## What to do
What follows is a set of entries. Give them again exactly, without the pictures.

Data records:
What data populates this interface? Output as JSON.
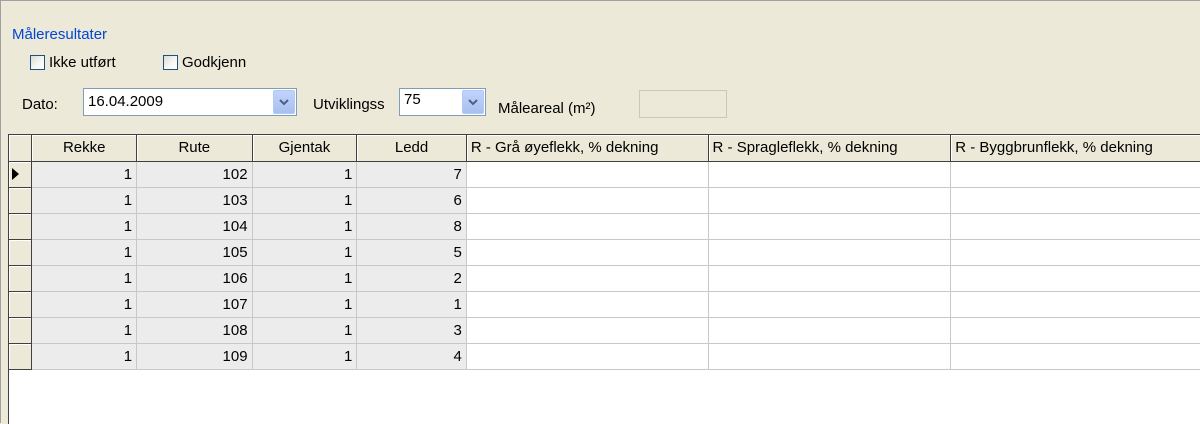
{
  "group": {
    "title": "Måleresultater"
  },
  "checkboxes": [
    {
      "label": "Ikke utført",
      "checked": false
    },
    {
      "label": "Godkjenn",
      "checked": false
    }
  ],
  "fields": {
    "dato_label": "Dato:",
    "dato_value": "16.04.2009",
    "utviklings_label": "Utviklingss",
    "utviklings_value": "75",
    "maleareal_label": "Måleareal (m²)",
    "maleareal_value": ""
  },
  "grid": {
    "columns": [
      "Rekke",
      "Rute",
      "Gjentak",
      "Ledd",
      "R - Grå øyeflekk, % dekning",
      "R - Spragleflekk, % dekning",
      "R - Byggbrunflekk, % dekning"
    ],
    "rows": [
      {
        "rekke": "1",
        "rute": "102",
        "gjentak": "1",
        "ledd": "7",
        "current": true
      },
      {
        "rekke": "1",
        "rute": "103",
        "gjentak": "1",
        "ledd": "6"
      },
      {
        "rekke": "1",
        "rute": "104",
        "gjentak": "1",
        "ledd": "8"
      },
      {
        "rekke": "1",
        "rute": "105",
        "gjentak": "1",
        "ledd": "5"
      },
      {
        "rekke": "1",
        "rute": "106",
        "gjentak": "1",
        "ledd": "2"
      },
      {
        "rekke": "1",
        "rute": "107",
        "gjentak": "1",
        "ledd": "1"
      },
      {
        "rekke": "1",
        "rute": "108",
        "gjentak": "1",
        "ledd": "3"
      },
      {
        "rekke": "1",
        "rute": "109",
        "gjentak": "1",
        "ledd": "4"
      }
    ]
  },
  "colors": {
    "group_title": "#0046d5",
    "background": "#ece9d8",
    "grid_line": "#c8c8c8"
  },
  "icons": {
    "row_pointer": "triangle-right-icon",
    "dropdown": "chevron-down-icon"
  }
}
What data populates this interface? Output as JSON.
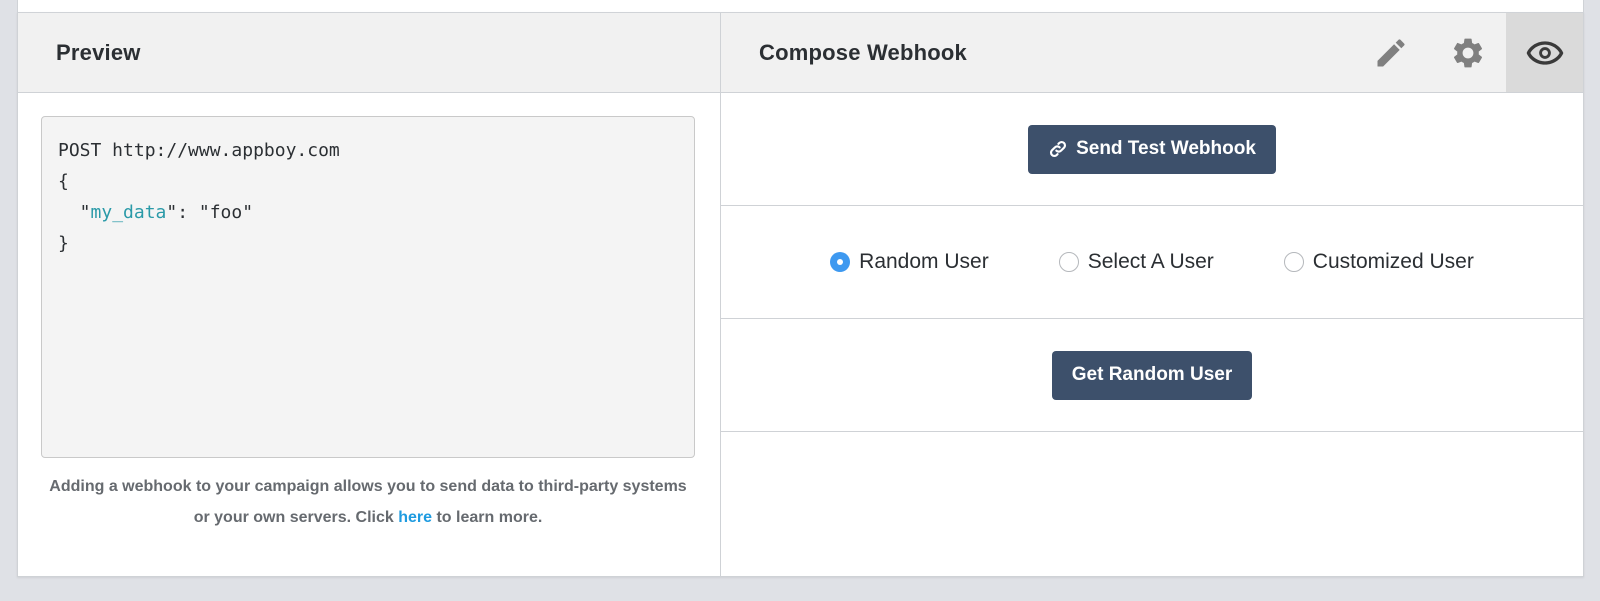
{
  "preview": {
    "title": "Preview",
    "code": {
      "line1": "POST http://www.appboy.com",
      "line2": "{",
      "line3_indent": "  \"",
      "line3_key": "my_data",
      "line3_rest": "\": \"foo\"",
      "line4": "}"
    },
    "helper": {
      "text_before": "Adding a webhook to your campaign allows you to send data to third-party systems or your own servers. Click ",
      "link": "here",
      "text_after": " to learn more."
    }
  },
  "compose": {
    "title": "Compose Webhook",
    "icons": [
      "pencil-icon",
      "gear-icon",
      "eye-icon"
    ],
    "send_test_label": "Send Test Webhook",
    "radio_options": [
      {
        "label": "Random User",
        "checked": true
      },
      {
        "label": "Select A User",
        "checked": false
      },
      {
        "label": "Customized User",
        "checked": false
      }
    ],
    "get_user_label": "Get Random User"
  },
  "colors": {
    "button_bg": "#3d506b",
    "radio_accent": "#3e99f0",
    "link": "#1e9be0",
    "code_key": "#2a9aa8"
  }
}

## Solution to this task
What data populates this interface? Output as JSON.
{
  "group": {
    "title": "Måleresultater"
  },
  "checkboxes": [
    {
      "label": "Ikke utført",
      "checked": false
    },
    {
      "label": "Godkjenn",
      "checked": false
    }
  ],
  "fields": {
    "dato_label": "Dato:",
    "dato_value": "16.04.2009",
    "utviklings_label": "Utviklingss",
    "utviklings_value": "75",
    "maleareal_label": "Måleareal (m²)",
    "maleareal_value": ""
  },
  "grid": {
    "columns": [
      "Rekke",
      "Rute",
      "Gjentak",
      "Ledd",
      "R - Grå øyeflekk, % dekning",
      "R - Spragleflekk, % dekning",
      "R - Byggbrunflekk, % dekning"
    ],
    "rows": [
      {
        "rekke": "1",
        "rute": "102",
        "gjentak": "1",
        "ledd": "7",
        "current": true
      },
      {
        "rekke": "1",
        "rute": "103",
        "gjentak": "1",
        "ledd": "6"
      },
      {
        "rekke": "1",
        "rute": "104",
        "gjentak": "1",
        "ledd": "8"
      },
      {
        "rekke": "1",
        "rute": "105",
        "gjentak": "1",
        "ledd": "5"
      },
      {
        "rekke": "1",
        "rute": "106",
        "gjentak": "1",
        "ledd": "2"
      },
      {
        "rekke": "1",
        "rute": "107",
        "gjentak": "1",
        "ledd": "1"
      },
      {
        "rekke": "1",
        "rute": "108",
        "gjentak": "1",
        "ledd": "3"
      },
      {
        "rekke": "1",
        "rute": "109",
        "gjentak": "1",
        "ledd": "4"
      }
    ]
  },
  "colors": {
    "group_title": "#0046d5",
    "background": "#ece9d8",
    "grid_line": "#c8c8c8"
  },
  "icons": {
    "row_pointer": "triangle-right-icon",
    "dropdown": "chevron-down-icon"
  }
}
What data populates this interface? Output as JSON.
{
  "preview": {
    "title": "Preview",
    "code": {
      "line1": "POST http://www.appboy.com",
      "line2": "{",
      "line3_indent": "  \"",
      "line3_key": "my_data",
      "line3_rest": "\": \"foo\"",
      "line4": "}"
    },
    "helper": {
      "text_before": "Adding a webhook to your campaign allows you to send data to third-party systems or your own servers. Click ",
      "link": "here",
      "text_after": " to learn more."
    }
  },
  "compose": {
    "title": "Compose Webhook",
    "icons": [
      "pencil-icon",
      "gear-icon",
      "eye-icon"
    ],
    "send_test_label": "Send Test Webhook",
    "radio_options": [
      {
        "label": "Random User",
        "checked": true
      },
      {
        "label": "Select A User",
        "checked": false
      },
      {
        "label": "Customized User",
        "checked": false
      }
    ],
    "get_user_label": "Get Random User"
  },
  "colors": {
    "button_bg": "#3d506b",
    "radio_accent": "#3e99f0",
    "link": "#1e9be0",
    "code_key": "#2a9aa8"
  }
}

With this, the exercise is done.